• [TASK INSTRUCTIONS]: Search the data for the word "Shoulder" and copy every line where it occurs.

• [MATERIAL PROVIDED]:
## START

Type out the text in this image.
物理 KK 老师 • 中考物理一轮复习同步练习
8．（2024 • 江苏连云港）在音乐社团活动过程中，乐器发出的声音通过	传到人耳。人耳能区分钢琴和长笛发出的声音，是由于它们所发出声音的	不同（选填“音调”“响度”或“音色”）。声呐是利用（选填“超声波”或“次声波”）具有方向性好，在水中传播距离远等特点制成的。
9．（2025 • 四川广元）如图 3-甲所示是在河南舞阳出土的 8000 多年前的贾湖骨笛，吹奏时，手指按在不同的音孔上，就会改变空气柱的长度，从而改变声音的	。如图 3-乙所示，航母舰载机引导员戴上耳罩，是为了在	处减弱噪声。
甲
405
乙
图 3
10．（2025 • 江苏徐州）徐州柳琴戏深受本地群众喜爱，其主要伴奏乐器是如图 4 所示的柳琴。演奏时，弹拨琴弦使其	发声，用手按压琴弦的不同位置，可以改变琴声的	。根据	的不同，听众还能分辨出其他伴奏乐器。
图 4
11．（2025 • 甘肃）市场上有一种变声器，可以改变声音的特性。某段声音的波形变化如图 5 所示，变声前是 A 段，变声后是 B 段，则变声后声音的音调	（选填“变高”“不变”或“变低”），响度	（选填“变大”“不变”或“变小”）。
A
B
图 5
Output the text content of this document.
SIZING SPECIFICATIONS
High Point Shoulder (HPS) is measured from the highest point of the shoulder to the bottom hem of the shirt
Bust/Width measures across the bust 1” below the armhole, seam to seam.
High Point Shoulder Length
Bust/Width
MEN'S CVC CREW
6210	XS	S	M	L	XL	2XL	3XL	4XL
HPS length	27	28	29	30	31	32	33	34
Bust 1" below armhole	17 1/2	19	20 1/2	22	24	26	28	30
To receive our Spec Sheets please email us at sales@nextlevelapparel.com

## END

• [THE COMPLETED TASK]:
High Point Shoulder (HPS) is measured from the highest point of the shoulder to the bottom hem of the shirt
High Point Shoulder Length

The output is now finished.